**SHORT TASK**
Each line below should be quoted exactly, please.

● ● ● ● ● ● ●

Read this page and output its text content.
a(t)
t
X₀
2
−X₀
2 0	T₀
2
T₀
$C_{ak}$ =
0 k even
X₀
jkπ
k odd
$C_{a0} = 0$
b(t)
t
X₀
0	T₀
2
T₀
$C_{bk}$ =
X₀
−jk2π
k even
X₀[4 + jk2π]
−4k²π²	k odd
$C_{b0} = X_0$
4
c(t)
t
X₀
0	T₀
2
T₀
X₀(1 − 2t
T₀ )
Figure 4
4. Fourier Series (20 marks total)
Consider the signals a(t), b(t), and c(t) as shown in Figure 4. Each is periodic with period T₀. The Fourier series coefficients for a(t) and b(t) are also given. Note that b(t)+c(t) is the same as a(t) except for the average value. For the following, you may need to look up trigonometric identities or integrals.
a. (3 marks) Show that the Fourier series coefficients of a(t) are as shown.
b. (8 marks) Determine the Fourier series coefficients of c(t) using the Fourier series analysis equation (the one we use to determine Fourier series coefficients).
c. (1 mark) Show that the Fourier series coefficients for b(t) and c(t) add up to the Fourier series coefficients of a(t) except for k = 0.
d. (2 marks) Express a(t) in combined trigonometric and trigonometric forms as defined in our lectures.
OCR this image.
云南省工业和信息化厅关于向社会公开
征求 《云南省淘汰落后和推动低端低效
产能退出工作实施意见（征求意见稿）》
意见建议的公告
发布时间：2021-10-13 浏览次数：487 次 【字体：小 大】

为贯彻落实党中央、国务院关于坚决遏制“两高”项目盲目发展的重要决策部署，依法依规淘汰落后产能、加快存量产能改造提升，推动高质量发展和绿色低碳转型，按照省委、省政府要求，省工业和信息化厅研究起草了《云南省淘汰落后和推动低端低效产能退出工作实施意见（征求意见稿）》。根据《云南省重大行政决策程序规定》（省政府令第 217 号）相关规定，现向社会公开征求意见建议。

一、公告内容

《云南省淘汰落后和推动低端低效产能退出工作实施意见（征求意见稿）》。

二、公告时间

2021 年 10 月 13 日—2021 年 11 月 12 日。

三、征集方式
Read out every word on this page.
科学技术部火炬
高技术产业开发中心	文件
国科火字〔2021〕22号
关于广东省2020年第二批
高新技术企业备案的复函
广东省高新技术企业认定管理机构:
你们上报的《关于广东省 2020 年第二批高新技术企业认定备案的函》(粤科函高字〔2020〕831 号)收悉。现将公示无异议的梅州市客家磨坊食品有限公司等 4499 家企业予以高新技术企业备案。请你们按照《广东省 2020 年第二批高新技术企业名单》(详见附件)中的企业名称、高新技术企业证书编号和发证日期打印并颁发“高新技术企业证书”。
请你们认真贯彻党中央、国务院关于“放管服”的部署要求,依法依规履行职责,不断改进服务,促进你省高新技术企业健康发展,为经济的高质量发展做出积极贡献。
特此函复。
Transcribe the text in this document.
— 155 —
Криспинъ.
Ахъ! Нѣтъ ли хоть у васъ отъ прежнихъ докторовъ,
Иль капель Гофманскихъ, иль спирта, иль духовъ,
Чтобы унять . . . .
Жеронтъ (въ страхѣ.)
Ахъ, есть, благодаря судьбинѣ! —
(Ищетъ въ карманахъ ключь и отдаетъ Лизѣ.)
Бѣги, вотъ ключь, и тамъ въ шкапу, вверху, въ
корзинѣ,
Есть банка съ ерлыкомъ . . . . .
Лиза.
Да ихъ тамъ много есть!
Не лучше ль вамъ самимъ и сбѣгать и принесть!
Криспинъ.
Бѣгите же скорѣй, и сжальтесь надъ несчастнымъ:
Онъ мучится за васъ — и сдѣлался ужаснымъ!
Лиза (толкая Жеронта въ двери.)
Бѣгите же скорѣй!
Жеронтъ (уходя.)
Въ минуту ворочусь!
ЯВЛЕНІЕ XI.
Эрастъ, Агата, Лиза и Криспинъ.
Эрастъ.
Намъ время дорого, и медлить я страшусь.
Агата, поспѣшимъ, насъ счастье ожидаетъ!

● ● ● ● ● ● ●

**CORRECT RESULT**
Read this page and output its text content.
a(t)
t
X₀
2
−X₀
2 0	T₀
2
T₀
$C_{ak}$ =
0 k even
X₀
jkπ
k odd
$C_{a0} = 0$
b(t)
t
X₀
0	T₀
2
T₀
$C_{bk}$ =
X₀
−jk2π
k even
X₀[4 + jk2π]
−4k²π²	k odd
$C_{b0} = X_0$
4
c(t)
t
X₀
0	T₀
2
T₀
X₀(1 − 2t
T₀ )
Figure 4
4. Fourier Series (20 marks total)
Consider the signals a(t), b(t), and c(t) as shown in Figure 4. Each is periodic with period T₀. The Fourier series coefficients for a(t) and b(t) are also given. Note that b(t)+c(t) is the same as a(t) except for the average value. For the following, you may need to look up trigonometric identities or integrals.
a. (3 marks) Show that the Fourier series coefficients of a(t) are as shown.
b. (8 marks) Determine the Fourier series coefficients of c(t) using the Fourier series analysis equation (the one we use to determine Fourier series coefficients).
c. (1 mark) Show that the Fourier series coefficients for b(t) and c(t) add up to the Fourier series coefficients of a(t) except for k = 0.
d. (2 marks) Express a(t) in combined trigonometric and trigonometric forms as defined in our lectures.
OCR this image.
云南省工业和信息化厅关于向社会公开
征求 《云南省淘汰落后和推动低端低效
产能退出工作实施意见（征求意见稿）》
意见建议的公告
发布时间：2021-10-13 浏览次数：487 次 【字体：小 大】

为贯彻落实党中央、国务院关于坚决遏制“两高”项目盲目发展的重要决策部署，依法依规淘汰落后产能、加快存量产能改造提升，推动高质量发展和绿色低碳转型，按照省委、省政府要求，省工业和信息化厅研究起草了《云南省淘汰落后和推动低端低效产能退出工作实施意见（征求意见稿）》。根据《云南省重大行政决策程序规定》（省政府令第 217 号）相关规定，现向社会公开征求意见建议。

一、公告内容

《云南省淘汰落后和推动低端低效产能退出工作实施意见（征求意见稿）》。

二、公告时间

2021 年 10 月 13 日—2021 年 11 月 12 日。

三、征集方式
Read out every word on this page.
科学技术部火炬
高技术产业开发中心	文件
国科火字〔2021〕22号
关于广东省2020年第二批
高新技术企业备案的复函
广东省高新技术企业认定管理机构:
你们上报的《关于广东省 2020 年第二批高新技术企业认定备案的函》(粤科函高字〔2020〕831 号)收悉。现将公示无异议的梅州市客家磨坊食品有限公司等 4499 家企业予以高新技术企业备案。请你们按照《广东省 2020 年第二批高新技术企业名单》(详见附件)中的企业名称、高新技术企业证书编号和发证日期打印并颁发“高新技术企业证书”。
请你们认真贯彻党中央、国务院关于“放管服”的部署要求,依法依规履行职责,不断改进服务,促进你省高新技术企业健康发展,为经济的高质量发展做出积极贡献。
特此函复。
Transcribe the text in this document.
— 155 —
Криспинъ.
Ахъ! Нѣтъ ли хоть у васъ отъ прежнихъ докторовъ,
Иль капель Гофманскихъ, иль спирта, иль духовъ,
Чтобы унять . . . .
Жеронтъ (въ страхѣ.)
Ахъ, есть, благодаря судьбинѣ! —
(Ищетъ въ карманахъ ключь и отдаетъ Лизѣ.)
Бѣги, вотъ ключь, и тамъ въ шкапу, вверху, въ
корзинѣ,
Есть банка съ ерлыкомъ . . . . .
Лиза.
Да ихъ тамъ много есть!
Не лучше ль вамъ самимъ и сбѣгать и принесть!
Криспинъ.
Бѣгите же скорѣй, и сжальтесь надъ несчастнымъ:
Онъ мучится за васъ — и сдѣлался ужаснымъ!
Лиза (толкая Жеронта въ двери.)
Бѣгите же скорѣй!
Жеронтъ (уходя.)
Въ минуту ворочусь!
ЯВЛЕНІЕ XI.
Эрастъ, Агата, Лиза и Криспинъ.
Эрастъ.
Намъ время дорого, и медлить я страшусь.
Агата, поспѣшимъ, насъ счастье ожидаетъ!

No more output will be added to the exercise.